▶ Written request: Extract every record, exactly as written, and ignore the pictures.

▶ Provided entries:
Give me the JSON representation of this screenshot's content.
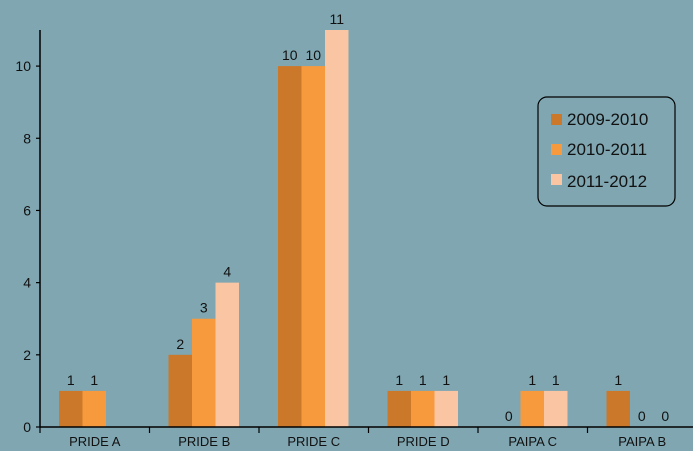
{
  "chart_data": {
    "type": "bar",
    "categories": [
      "PRIDE A",
      "PRIDE B",
      "PRIDE C",
      "PRIDE D",
      "PAIPA C",
      "PAIPA B"
    ],
    "series": [
      {
        "name": "2009-2010",
        "values": [
          1,
          2,
          10,
          1,
          0,
          1
        ],
        "color": "#cc782b"
      },
      {
        "name": "2010-2011",
        "values": [
          1,
          3,
          10,
          1,
          1,
          0
        ],
        "color": "#f79a3e"
      },
      {
        "name": "2011-2012",
        "values": [
          null,
          4,
          11,
          1,
          1,
          0
        ],
        "color": "#fac5a3"
      }
    ],
    "data_labels": [
      [
        "1",
        "2",
        "10",
        "1",
        "0",
        "1"
      ],
      [
        "1",
        "3",
        "10",
        "1",
        "1",
        "0"
      ],
      [
        "",
        "4",
        "11",
        "1",
        "1",
        "0"
      ]
    ],
    "yticks": [
      0,
      2,
      4,
      6,
      8,
      10
    ],
    "ylim": [
      0,
      11
    ],
    "title": "",
    "xlabel": "",
    "ylabel": "",
    "grid": false,
    "legend_position": "right"
  }
}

▶ Answer to the exercise:
Give me the JSON representation of this screenshot's content.
{
  "chart_data": {
    "type": "bar",
    "categories": [
      "PRIDE A",
      "PRIDE B",
      "PRIDE C",
      "PRIDE D",
      "PAIPA C",
      "PAIPA B"
    ],
    "series": [
      {
        "name": "2009-2010",
        "values": [
          1,
          2,
          10,
          1,
          0,
          1
        ],
        "color": "#cc782b"
      },
      {
        "name": "2010-2011",
        "values": [
          1,
          3,
          10,
          1,
          1,
          0
        ],
        "color": "#f79a3e"
      },
      {
        "name": "2011-2012",
        "values": [
          null,
          4,
          11,
          1,
          1,
          0
        ],
        "color": "#fac5a3"
      }
    ],
    "data_labels": [
      [
        "1",
        "2",
        "10",
        "1",
        "0",
        "1"
      ],
      [
        "1",
        "3",
        "10",
        "1",
        "1",
        "0"
      ],
      [
        "",
        "4",
        "11",
        "1",
        "1",
        "0"
      ]
    ],
    "yticks": [
      0,
      2,
      4,
      6,
      8,
      10
    ],
    "ylim": [
      0,
      11
    ],
    "title": "",
    "xlabel": "",
    "ylabel": "",
    "grid": false,
    "legend_position": "right"
  }
}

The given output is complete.